((
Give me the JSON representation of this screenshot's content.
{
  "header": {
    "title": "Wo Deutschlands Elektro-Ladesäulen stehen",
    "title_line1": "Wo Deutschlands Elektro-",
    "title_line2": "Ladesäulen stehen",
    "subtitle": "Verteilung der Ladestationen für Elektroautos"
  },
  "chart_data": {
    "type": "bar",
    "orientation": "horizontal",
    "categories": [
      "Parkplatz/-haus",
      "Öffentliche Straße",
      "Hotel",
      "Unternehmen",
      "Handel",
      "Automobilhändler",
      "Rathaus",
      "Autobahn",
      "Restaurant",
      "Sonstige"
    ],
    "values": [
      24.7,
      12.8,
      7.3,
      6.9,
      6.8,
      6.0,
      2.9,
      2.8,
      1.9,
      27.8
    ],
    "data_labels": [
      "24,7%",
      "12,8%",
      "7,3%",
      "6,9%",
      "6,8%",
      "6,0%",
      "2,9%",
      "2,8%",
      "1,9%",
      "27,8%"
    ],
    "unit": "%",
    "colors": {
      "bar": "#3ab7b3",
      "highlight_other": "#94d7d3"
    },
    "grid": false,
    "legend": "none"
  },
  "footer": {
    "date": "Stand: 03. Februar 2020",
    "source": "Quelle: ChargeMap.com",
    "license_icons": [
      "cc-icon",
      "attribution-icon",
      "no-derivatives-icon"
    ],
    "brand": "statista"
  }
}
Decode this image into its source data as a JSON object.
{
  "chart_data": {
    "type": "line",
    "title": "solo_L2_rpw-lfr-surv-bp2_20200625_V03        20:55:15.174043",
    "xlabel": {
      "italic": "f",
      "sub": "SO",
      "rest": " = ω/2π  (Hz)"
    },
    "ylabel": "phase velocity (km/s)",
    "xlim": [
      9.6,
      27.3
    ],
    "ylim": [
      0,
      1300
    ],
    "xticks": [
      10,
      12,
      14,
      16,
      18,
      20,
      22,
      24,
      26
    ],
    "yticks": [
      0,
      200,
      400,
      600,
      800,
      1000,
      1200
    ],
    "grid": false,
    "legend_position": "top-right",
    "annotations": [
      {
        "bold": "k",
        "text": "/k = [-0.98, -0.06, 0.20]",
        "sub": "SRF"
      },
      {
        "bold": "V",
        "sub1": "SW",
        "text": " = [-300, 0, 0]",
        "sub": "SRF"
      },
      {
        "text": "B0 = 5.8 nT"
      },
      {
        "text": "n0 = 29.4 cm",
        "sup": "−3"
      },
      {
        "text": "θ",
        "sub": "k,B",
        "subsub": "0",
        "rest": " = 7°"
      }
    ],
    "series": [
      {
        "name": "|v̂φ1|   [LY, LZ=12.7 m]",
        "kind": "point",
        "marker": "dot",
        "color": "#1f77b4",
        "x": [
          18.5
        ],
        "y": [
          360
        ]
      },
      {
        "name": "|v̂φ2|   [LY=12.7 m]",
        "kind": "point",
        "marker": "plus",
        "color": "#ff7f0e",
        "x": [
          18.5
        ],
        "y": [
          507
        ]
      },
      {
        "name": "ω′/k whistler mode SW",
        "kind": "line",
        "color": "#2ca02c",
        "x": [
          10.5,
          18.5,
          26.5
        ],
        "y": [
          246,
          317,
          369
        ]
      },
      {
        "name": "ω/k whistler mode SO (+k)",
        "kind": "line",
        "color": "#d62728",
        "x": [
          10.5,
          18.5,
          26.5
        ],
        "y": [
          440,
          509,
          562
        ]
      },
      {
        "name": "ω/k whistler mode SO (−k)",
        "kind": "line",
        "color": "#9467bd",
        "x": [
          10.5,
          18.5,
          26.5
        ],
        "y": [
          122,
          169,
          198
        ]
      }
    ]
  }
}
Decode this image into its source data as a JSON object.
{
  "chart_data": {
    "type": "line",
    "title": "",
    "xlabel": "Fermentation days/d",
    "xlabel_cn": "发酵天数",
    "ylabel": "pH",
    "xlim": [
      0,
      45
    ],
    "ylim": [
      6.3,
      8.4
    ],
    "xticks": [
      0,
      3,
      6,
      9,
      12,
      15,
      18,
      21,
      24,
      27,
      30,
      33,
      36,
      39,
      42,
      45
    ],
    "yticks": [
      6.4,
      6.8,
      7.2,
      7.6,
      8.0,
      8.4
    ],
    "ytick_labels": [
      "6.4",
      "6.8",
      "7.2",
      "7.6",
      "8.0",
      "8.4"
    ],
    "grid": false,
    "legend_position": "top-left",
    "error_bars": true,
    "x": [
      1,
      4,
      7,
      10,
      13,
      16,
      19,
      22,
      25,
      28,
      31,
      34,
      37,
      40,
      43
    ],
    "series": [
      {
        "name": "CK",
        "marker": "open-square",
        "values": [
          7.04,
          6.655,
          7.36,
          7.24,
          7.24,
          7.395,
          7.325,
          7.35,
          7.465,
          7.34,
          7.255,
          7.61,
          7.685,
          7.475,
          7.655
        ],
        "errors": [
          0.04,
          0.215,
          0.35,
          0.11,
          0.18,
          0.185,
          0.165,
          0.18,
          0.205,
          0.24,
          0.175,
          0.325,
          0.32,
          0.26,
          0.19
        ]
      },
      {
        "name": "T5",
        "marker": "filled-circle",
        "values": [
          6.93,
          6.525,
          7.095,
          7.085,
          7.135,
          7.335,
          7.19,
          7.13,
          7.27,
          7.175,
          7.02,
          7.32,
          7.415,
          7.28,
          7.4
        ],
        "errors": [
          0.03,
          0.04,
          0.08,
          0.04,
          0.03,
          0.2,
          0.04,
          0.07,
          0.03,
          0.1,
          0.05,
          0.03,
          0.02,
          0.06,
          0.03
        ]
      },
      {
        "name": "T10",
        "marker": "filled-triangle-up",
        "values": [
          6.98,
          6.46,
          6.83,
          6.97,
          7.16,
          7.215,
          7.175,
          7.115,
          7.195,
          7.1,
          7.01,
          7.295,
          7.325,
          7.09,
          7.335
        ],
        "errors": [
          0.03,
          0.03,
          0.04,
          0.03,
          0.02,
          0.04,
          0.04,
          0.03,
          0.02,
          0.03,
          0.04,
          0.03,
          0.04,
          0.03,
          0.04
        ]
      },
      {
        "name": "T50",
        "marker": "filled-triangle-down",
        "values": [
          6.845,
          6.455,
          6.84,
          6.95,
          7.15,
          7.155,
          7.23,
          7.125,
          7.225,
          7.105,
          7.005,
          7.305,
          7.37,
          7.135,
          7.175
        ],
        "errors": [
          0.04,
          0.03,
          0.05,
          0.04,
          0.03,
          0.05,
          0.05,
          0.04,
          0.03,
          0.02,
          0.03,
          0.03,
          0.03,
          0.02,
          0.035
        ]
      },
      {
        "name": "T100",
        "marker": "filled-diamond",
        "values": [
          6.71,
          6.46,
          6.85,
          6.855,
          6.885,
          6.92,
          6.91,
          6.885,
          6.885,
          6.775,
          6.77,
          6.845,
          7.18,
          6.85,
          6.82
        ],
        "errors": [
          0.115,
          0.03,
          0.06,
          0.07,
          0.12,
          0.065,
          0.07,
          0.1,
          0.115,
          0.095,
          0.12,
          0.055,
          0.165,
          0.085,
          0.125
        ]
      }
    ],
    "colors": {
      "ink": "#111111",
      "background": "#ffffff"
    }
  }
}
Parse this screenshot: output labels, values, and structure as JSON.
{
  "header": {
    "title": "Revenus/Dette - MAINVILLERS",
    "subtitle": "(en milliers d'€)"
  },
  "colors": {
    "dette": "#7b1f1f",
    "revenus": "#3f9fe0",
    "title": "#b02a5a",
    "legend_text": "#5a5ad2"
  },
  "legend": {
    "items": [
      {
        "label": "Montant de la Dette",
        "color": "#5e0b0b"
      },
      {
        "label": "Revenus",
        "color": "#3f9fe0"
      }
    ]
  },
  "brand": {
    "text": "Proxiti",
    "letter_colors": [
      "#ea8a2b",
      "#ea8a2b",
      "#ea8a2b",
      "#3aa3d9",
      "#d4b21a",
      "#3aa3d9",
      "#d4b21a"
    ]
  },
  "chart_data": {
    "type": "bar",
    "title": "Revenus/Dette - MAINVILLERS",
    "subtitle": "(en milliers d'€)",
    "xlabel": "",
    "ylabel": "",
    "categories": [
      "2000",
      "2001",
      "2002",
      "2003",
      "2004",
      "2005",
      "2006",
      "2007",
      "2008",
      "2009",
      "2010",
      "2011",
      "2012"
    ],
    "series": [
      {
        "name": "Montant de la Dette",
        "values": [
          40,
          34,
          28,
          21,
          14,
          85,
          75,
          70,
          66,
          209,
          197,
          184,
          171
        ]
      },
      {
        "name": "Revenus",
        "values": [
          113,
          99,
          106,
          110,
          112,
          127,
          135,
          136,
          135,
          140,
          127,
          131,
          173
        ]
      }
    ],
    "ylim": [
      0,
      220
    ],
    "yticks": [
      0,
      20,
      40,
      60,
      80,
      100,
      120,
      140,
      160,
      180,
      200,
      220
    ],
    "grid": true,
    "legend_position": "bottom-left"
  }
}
))
Brief: Find how many of the lines above have the word "JSON" in them. State only that number.

Exercise solution: 4